TASK STATEMENT: Go through the listing and copy every line word for word.

LISTED ENTRIES:
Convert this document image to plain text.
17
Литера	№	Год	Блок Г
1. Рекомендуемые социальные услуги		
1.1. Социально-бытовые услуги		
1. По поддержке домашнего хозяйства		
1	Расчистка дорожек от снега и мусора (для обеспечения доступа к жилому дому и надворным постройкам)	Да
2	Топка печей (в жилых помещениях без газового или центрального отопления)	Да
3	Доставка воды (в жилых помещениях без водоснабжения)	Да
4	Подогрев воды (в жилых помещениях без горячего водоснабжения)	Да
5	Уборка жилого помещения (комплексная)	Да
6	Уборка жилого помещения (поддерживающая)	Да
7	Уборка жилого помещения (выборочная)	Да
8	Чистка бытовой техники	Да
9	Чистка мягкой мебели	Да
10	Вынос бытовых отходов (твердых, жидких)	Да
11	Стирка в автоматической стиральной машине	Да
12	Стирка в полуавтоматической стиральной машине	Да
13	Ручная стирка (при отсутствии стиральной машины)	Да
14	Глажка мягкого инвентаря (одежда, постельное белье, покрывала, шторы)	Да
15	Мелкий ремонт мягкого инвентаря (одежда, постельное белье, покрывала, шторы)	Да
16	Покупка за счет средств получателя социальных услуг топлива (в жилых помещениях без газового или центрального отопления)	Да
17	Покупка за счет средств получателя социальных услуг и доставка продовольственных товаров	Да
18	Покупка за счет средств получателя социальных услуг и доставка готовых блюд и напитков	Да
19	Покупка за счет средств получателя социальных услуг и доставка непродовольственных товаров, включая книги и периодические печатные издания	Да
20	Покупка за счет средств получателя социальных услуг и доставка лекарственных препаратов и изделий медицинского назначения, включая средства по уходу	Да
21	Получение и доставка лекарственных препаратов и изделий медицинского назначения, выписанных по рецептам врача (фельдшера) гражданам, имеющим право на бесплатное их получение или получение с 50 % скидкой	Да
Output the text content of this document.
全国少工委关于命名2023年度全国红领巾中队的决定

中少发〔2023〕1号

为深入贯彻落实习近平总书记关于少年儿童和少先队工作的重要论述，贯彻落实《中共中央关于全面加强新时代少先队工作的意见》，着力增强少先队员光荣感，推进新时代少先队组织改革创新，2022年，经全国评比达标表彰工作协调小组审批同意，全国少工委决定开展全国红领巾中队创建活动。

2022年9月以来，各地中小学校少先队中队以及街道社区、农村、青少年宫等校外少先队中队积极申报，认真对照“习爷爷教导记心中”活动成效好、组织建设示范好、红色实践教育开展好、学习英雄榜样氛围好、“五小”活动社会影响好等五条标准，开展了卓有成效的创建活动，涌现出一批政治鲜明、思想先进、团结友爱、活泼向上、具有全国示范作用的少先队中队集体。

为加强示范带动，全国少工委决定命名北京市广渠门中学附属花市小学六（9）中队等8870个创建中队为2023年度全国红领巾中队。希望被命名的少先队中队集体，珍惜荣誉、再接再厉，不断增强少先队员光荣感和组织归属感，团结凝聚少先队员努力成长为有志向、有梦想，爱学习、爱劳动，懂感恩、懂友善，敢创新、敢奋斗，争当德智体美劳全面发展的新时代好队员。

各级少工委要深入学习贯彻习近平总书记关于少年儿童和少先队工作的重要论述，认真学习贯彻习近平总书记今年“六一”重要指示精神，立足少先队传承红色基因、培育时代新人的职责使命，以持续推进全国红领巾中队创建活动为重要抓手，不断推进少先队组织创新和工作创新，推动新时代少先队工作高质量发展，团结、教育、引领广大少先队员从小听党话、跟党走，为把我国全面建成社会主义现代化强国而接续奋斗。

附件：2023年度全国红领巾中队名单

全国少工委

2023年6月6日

RESULT OF THIS EXERCISE:
Convert this document image to plain text.
17
Литера	№	Год	Блок Г
1. Рекомендуемые социальные услуги		
1.1. Социально-бытовые услуги		
1. По поддержке домашнего хозяйства		
1	Расчистка дорожек от снега и мусора (для обеспечения доступа к жилому дому и надворным постройкам)	Да
2	Топка печей (в жилых помещениях без газового или центрального отопления)	Да
3	Доставка воды (в жилых помещениях без водоснабжения)	Да
4	Подогрев воды (в жилых помещениях без горячего водоснабжения)	Да
5	Уборка жилого помещения (комплексная)	Да
6	Уборка жилого помещения (поддерживающая)	Да
7	Уборка жилого помещения (выборочная)	Да
8	Чистка бытовой техники	Да
9	Чистка мягкой мебели	Да
10	Вынос бытовых отходов (твердых, жидких)	Да
11	Стирка в автоматической стиральной машине	Да
12	Стирка в полуавтоматической стиральной машине	Да
13	Ручная стирка (при отсутствии стиральной машины)	Да
14	Глажка мягкого инвентаря (одежда, постельное белье, покрывала, шторы)	Да
15	Мелкий ремонт мягкого инвентаря (одежда, постельное белье, покрывала, шторы)	Да
16	Покупка за счет средств получателя социальных услуг топлива (в жилых помещениях без газового или центрального отопления)	Да
17	Покупка за счет средств получателя социальных услуг и доставка продовольственных товаров	Да
18	Покупка за счет средств получателя социальных услуг и доставка готовых блюд и напитков	Да
19	Покупка за счет средств получателя социальных услуг и доставка непродовольственных товаров, включая книги и периодические печатные издания	Да
20	Покупка за счет средств получателя социальных услуг и доставка лекарственных препаратов и изделий медицинского назначения, включая средства по уходу	Да
21	Получение и доставка лекарственных препаратов и изделий медицинского назначения, выписанных по рецептам врача (фельдшера) гражданам, имеющим право на бесплатное их получение или получение с 50 % скидкой	Да
Output the text content of this document.
全国少工委关于命名2023年度全国红领巾中队的决定

中少发〔2023〕1号

为深入贯彻落实习近平总书记关于少年儿童和少先队工作的重要论述，贯彻落实《中共中央关于全面加强新时代少先队工作的意见》，着力增强少先队员光荣感，推进新时代少先队组织改革创新，2022年，经全国评比达标表彰工作协调小组审批同意，全国少工委决定开展全国红领巾中队创建活动。

2022年9月以来，各地中小学校少先队中队以及街道社区、农村、青少年宫等校外少先队中队积极申报，认真对照“习爷爷教导记心中”活动成效好、组织建设示范好、红色实践教育开展好、学习英雄榜样氛围好、“五小”活动社会影响好等五条标准，开展了卓有成效的创建活动，涌现出一批政治鲜明、思想先进、团结友爱、活泼向上、具有全国示范作用的少先队中队集体。

为加强示范带动，全国少工委决定命名北京市广渠门中学附属花市小学六（9）中队等8870个创建中队为2023年度全国红领巾中队。希望被命名的少先队中队集体，珍惜荣誉、再接再厉，不断增强少先队员光荣感和组织归属感，团结凝聚少先队员努力成长为有志向、有梦想，爱学习、爱劳动，懂感恩、懂友善，敢创新、敢奋斗，争当德智体美劳全面发展的新时代好队员。

各级少工委要深入学习贯彻习近平总书记关于少年儿童和少先队工作的重要论述，认真学习贯彻习近平总书记今年“六一”重要指示精神，立足少先队传承红色基因、培育时代新人的职责使命，以持续推进全国红领巾中队创建活动为重要抓手，不断推进少先队组织创新和工作创新，推动新时代少先队工作高质量发展，团结、教育、引领广大少先队员从小听党话、跟党走，为把我国全面建成社会主义现代化强国而接续奋斗。

附件：2023年度全国红领巾中队名单

全国少工委

2023年6月6日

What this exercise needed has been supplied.